• **TEXTAUSSCHNITT**:
▬▬▬

4.3.2019 – Polizeieinsatz im Hauptbahnhof Lindau

5.3.2019 Lindau. Am Montag befand sich um die Mittagszeit ein Kontrollteam der Grenzpolizei im Lindauer Hauptbahnhof.

Hierbei fiel ihnen zwei Männer auf, die sie einer Kontrolle unterziehen wollten. Während der Personenüberprüfung des einen Passanten ergriff die zweite Person die Flucht und rannte davon.

Die ihn verfolgenden Beamten konnten ihn kurz darauf noch am Rande des Bahnhofes einholen und stellten den jungen Mann aus Afghanistan.

Bei seinem Fluchtversuch stieß er noch eine junge Frau zur Seite und schubste diese so unglücklich, dass diese im Anschluss daran über Rückenschmerzen klagte.

▬▬▬

• **ZIEL DER AUFGABE**:
Führen Sie den Polizeibericht zum Einsatz im Lindauer Hauptbahnhof nach seinem letzten Satz weiter. Die Zeilen haben mit dem Polizeibericht aus Lindau nichts zu tun.

• **ZU PRÜFENDE DATEN**:
▬▬▬

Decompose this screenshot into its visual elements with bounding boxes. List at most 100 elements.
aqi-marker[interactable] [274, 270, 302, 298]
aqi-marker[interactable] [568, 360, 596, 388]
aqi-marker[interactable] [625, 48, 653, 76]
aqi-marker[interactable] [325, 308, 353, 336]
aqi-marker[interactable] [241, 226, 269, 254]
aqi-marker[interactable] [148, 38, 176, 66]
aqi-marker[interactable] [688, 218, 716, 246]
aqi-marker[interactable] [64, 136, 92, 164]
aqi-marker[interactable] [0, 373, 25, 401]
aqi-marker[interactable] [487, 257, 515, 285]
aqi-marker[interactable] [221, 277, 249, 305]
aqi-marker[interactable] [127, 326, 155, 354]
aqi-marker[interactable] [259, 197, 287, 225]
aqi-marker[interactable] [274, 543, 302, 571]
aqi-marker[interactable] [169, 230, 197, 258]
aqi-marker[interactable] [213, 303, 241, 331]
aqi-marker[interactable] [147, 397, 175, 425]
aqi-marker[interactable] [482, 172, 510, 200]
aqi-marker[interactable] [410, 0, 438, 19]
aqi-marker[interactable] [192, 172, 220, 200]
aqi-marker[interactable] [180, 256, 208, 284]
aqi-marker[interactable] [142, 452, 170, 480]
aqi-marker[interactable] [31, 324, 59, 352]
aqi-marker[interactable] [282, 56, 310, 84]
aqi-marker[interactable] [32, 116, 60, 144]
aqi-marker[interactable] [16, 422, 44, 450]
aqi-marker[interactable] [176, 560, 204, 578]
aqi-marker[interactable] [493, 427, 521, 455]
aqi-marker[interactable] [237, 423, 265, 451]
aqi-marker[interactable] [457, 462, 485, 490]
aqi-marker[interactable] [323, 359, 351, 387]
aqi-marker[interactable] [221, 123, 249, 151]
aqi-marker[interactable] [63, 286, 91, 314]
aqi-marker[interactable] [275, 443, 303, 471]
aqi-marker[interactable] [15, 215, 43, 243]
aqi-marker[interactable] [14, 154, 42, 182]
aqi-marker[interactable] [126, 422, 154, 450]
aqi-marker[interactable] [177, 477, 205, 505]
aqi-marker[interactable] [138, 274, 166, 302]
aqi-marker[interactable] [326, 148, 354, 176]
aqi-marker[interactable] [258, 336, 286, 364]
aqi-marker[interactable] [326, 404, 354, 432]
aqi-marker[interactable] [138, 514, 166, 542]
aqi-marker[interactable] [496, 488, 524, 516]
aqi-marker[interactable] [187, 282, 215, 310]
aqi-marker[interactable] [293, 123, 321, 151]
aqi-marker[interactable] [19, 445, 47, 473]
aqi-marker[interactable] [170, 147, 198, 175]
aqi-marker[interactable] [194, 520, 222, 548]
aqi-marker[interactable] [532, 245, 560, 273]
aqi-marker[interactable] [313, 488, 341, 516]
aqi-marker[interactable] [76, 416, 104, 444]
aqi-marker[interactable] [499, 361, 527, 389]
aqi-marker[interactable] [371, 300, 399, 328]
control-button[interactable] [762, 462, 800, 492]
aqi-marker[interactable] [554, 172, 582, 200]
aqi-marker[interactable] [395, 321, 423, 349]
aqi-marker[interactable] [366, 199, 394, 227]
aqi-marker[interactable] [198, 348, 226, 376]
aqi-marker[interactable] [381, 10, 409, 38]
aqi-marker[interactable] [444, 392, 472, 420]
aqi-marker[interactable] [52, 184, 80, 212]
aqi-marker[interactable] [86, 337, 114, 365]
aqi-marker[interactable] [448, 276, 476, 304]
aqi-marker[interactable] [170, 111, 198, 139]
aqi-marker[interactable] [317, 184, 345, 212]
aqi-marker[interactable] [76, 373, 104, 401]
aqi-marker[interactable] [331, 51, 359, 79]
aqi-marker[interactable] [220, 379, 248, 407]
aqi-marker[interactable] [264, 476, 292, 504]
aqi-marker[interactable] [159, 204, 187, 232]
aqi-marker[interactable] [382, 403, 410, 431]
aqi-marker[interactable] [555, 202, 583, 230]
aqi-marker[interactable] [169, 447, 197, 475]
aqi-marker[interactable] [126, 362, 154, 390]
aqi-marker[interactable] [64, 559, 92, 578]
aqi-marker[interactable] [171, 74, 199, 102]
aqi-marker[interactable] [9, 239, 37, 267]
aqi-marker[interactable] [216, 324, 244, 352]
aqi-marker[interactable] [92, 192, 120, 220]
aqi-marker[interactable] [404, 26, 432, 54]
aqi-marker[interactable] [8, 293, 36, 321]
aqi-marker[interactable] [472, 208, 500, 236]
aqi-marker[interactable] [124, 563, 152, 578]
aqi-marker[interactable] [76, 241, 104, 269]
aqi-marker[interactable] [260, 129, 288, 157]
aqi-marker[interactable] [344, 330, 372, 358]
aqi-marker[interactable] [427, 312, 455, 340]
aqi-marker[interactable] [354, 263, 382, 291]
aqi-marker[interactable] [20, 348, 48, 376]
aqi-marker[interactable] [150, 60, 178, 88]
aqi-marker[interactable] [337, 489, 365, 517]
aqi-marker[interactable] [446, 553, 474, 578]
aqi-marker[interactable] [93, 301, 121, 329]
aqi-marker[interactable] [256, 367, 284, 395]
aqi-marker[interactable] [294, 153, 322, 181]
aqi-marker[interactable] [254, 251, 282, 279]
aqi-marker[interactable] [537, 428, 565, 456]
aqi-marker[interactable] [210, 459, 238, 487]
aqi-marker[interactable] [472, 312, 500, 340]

▬▬▬

• **ERGEBNIS DER ÜBUNG**:
Der Grund des Davonlaufens war auch schnell geklärt. Während seiner Flucht warf der Mann ein Tütchen mit weißem Pulver weg, welches sich später als Amphetamin herausstellte.

Während die Grenzer die Verfolgung des Flüchtigen aufnahmen, verwahrte ein Passant das Tütchen bei sich, bis die Streife den Geflohenen wieder eingefangen hatte und übergab es danach an die Polizeibeamten.

Aufgrund der gesamten Umstände und des Fluchtverhaltens erfolgte im Anschluss eine Wohnungsdurchsuchung in der Unterkunft des Afghanen. Dort trafen die Beamten zunächst zwei weitere Personen an, die sich ohne Aufenthaltsstatus bzw. ohne erforderliche Reisepass im Bundesgebiet aufhalten.

Beide Personen werden wegen aufenthaltsrechtlicher Verstöße zur Anzeige gebracht.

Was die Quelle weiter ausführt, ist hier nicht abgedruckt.